Reproduce every line of the data below without any alteration.

Start of Material for the task

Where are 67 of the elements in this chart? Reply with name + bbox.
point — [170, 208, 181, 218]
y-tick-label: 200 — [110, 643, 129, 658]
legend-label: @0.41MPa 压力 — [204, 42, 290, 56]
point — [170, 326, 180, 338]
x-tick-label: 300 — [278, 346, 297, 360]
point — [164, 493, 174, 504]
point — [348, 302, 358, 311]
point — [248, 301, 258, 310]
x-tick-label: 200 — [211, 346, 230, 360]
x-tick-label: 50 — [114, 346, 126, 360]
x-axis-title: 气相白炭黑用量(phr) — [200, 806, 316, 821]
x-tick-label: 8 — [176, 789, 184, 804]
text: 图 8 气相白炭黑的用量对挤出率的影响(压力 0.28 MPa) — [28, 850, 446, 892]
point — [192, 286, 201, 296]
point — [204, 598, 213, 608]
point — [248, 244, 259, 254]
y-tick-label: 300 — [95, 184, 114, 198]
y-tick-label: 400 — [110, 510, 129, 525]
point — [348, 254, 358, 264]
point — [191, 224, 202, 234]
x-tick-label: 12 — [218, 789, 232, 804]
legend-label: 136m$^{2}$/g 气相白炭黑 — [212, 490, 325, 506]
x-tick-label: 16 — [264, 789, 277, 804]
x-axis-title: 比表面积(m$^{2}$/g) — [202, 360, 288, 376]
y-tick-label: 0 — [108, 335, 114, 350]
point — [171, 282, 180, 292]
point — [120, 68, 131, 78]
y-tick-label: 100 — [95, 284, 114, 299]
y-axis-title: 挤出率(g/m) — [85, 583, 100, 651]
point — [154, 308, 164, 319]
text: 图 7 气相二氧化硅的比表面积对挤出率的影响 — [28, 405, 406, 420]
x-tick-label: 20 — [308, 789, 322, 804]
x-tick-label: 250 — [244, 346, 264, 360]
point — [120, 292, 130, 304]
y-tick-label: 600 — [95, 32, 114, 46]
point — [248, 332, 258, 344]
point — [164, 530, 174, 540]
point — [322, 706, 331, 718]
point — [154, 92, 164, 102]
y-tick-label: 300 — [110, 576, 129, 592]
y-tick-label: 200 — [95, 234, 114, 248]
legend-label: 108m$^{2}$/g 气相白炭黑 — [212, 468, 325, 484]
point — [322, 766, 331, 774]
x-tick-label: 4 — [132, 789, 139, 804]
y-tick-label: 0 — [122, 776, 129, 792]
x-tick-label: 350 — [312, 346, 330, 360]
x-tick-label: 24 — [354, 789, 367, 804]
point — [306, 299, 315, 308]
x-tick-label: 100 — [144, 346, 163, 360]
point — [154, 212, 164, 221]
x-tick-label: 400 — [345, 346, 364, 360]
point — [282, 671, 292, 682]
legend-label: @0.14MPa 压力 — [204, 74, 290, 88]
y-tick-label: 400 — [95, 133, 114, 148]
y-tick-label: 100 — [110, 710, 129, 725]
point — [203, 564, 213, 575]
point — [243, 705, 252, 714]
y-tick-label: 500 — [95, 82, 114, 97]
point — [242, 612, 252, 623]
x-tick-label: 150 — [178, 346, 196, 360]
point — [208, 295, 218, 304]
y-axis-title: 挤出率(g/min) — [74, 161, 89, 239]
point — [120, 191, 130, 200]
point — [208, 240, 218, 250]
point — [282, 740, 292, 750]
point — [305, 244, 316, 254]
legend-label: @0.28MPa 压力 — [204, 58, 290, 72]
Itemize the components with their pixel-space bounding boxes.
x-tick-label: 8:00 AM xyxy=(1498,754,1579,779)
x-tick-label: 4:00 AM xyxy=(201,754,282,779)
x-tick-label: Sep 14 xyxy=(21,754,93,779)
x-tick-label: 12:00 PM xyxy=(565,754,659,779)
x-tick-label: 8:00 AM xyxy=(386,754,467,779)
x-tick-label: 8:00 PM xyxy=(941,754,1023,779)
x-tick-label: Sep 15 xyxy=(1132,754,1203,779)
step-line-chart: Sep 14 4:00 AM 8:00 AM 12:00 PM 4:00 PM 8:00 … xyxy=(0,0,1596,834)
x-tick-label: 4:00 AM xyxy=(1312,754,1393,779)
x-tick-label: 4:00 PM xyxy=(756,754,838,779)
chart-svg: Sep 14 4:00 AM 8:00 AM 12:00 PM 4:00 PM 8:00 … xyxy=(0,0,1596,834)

End of Material for the task

Exercise response
Where are 67 of the elements in this chart? Reply with name + bbox.
point — [170, 208, 181, 218]
y-tick-label: 200 — [110, 643, 129, 658]
legend-label: @0.41MPa 压力 — [204, 42, 290, 56]
point — [170, 326, 180, 338]
x-tick-label: 300 — [278, 346, 297, 360]
point — [164, 493, 174, 504]
point — [348, 302, 358, 311]
point — [248, 301, 258, 310]
x-tick-label: 200 — [211, 346, 230, 360]
x-tick-label: 50 — [114, 346, 126, 360]
x-axis-title: 气相白炭黑用量(phr) — [200, 806, 316, 821]
x-tick-label: 8 — [176, 789, 184, 804]
text: 图 8 气相白炭黑的用量对挤出率的影响(压力 0.28 MPa) — [28, 850, 446, 892]
point — [192, 286, 201, 296]
point — [204, 598, 213, 608]
point — [248, 244, 259, 254]
y-tick-label: 300 — [95, 184, 114, 198]
y-tick-label: 400 — [110, 510, 129, 525]
point — [348, 254, 358, 264]
point — [191, 224, 202, 234]
x-tick-label: 12 — [218, 789, 232, 804]
legend-label: 136m$^{2}$/g 气相白炭黑 — [212, 490, 325, 506]
x-tick-label: 16 — [264, 789, 277, 804]
x-axis-title: 比表面积(m$^{2}$/g) — [202, 360, 288, 376]
y-tick-label: 0 — [108, 335, 114, 350]
point — [171, 282, 180, 292]
point — [120, 68, 131, 78]
y-tick-label: 100 — [95, 284, 114, 299]
y-axis-title: 挤出率(g/m) — [85, 583, 100, 651]
point — [154, 308, 164, 319]
text: 图 7 气相二氧化硅的比表面积对挤出率的影响 — [28, 405, 406, 420]
x-tick-label: 20 — [308, 789, 322, 804]
x-tick-label: 250 — [244, 346, 264, 360]
point — [120, 292, 130, 304]
y-tick-label: 600 — [95, 32, 114, 46]
point — [248, 332, 258, 344]
point — [164, 530, 174, 540]
point — [322, 706, 331, 718]
point — [154, 92, 164, 102]
y-tick-label: 300 — [110, 576, 129, 592]
y-tick-label: 200 — [95, 234, 114, 248]
legend-label: 108m$^{2}$/g 气相白炭黑 — [212, 468, 325, 484]
point — [322, 766, 331, 774]
x-tick-label: 4 — [132, 789, 139, 804]
y-tick-label: 0 — [122, 776, 129, 792]
x-tick-label: 350 — [312, 346, 330, 360]
x-tick-label: 24 — [354, 789, 367, 804]
point — [306, 299, 315, 308]
x-tick-label: 100 — [144, 346, 163, 360]
point — [154, 212, 164, 221]
x-tick-label: 400 — [345, 346, 364, 360]
point — [282, 671, 292, 682]
legend-label: @0.14MPa 压力 — [204, 74, 290, 88]
y-tick-label: 400 — [95, 133, 114, 148]
y-tick-label: 100 — [110, 710, 129, 725]
point — [203, 564, 213, 575]
point — [243, 705, 252, 714]
y-tick-label: 500 — [95, 82, 114, 97]
point — [242, 612, 252, 623]
x-tick-label: 150 — [178, 346, 196, 360]
point — [208, 295, 218, 304]
y-axis-title: 挤出率(g/min) — [74, 161, 89, 239]
point — [120, 191, 130, 200]
point — [208, 240, 218, 250]
point — [282, 740, 292, 750]
point — [305, 244, 316, 254]
legend-label: @0.28MPa 压力 — [204, 58, 290, 72]
Itemize the components with their pixel-space bounding boxes.
x-tick-label: 8:00 AM xyxy=(1498,754,1579,779)
x-tick-label: 4:00 AM xyxy=(201,754,282,779)
x-tick-label: Sep 14 xyxy=(21,754,93,779)
x-tick-label: 12:00 PM xyxy=(565,754,659,779)
x-tick-label: 8:00 AM xyxy=(386,754,467,779)
x-tick-label: 8:00 PM xyxy=(941,754,1023,779)
x-tick-label: Sep 15 xyxy=(1132,754,1203,779)
step-line-chart: Sep 14 4:00 AM 8:00 AM 12:00 PM 4:00 PM 8:00 … xyxy=(0,0,1596,834)
x-tick-label: 4:00 AM xyxy=(1312,754,1393,779)
x-tick-label: 4:00 PM xyxy=(756,754,838,779)
chart-svg: Sep 14 4:00 AM 8:00 AM 12:00 PM 4:00 PM 8:00 … xyxy=(0,0,1596,834)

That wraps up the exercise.